Task instructions: Every record below should be printed exactly as given.

Records for the task:
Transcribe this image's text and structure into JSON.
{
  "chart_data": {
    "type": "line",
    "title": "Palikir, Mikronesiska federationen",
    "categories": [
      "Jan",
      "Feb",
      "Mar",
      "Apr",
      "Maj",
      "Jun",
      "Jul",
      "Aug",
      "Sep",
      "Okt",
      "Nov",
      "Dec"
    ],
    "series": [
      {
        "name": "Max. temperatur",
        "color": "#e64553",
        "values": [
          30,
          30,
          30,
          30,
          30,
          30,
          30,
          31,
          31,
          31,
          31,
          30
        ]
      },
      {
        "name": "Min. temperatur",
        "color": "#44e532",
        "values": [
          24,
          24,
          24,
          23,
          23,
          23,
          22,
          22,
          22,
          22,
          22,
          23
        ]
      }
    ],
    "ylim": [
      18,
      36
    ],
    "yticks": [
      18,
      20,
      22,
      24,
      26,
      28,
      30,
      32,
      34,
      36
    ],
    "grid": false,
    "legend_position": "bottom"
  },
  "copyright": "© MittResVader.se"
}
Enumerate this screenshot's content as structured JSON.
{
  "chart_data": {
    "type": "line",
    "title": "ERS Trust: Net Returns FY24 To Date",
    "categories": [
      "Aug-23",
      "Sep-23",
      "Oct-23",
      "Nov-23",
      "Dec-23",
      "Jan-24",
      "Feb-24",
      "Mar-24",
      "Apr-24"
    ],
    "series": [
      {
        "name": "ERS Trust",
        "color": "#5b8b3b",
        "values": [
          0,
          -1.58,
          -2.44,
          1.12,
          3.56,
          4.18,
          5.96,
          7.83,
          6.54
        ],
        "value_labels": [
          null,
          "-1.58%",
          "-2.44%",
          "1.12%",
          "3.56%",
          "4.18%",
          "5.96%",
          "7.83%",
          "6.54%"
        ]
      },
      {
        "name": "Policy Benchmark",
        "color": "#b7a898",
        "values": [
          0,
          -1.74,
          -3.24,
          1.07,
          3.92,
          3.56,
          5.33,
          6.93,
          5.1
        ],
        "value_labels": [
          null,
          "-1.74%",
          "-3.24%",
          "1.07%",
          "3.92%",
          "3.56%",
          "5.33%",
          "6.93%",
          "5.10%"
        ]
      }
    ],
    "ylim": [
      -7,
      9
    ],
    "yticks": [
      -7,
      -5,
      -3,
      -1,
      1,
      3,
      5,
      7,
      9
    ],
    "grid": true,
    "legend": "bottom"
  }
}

Final result:
Transcribe this image's text and structure into JSON.
{
  "chart_data": {
    "type": "line",
    "title": "Palikir, Mikronesiska federationen",
    "categories": [
      "Jan",
      "Feb",
      "Mar",
      "Apr",
      "Maj",
      "Jun",
      "Jul",
      "Aug",
      "Sep",
      "Okt",
      "Nov",
      "Dec"
    ],
    "series": [
      {
        "name": "Max. temperatur",
        "color": "#e64553",
        "values": [
          30,
          30,
          30,
          30,
          30,
          30,
          30,
          31,
          31,
          31,
          31,
          30
        ]
      },
      {
        "name": "Min. temperatur",
        "color": "#44e532",
        "values": [
          24,
          24,
          24,
          23,
          23,
          23,
          22,
          22,
          22,
          22,
          22,
          23
        ]
      }
    ],
    "ylim": [
      18,
      36
    ],
    "yticks": [
      18,
      20,
      22,
      24,
      26,
      28,
      30,
      32,
      34,
      36
    ],
    "grid": false,
    "legend_position": "bottom"
  },
  "copyright": "© MittResVader.se"
}
Enumerate this screenshot's content as structured JSON.
{
  "chart_data": {
    "type": "line",
    "title": "ERS Trust: Net Returns FY24 To Date",
    "categories": [
      "Aug-23",
      "Sep-23",
      "Oct-23",
      "Nov-23",
      "Dec-23",
      "Jan-24",
      "Feb-24",
      "Mar-24",
      "Apr-24"
    ],
    "series": [
      {
        "name": "ERS Trust",
        "color": "#5b8b3b",
        "values": [
          0,
          -1.58,
          -2.44,
          1.12,
          3.56,
          4.18,
          5.96,
          7.83,
          6.54
        ],
        "value_labels": [
          null,
          "-1.58%",
          "-2.44%",
          "1.12%",
          "3.56%",
          "4.18%",
          "5.96%",
          "7.83%",
          "6.54%"
        ]
      },
      {
        "name": "Policy Benchmark",
        "color": "#b7a898",
        "values": [
          0,
          -1.74,
          -3.24,
          1.07,
          3.92,
          3.56,
          5.33,
          6.93,
          5.1
        ],
        "value_labels": [
          null,
          "-1.74%",
          "-3.24%",
          "1.07%",
          "3.92%",
          "3.56%",
          "5.33%",
          "6.93%",
          "5.10%"
        ]
      }
    ],
    "ylim": [
      -7,
      9
    ],
    "yticks": [
      -7,
      -5,
      -3,
      -1,
      1,
      3,
      5,
      7,
      9
    ],
    "grid": true,
    "legend": "bottom"
  }
}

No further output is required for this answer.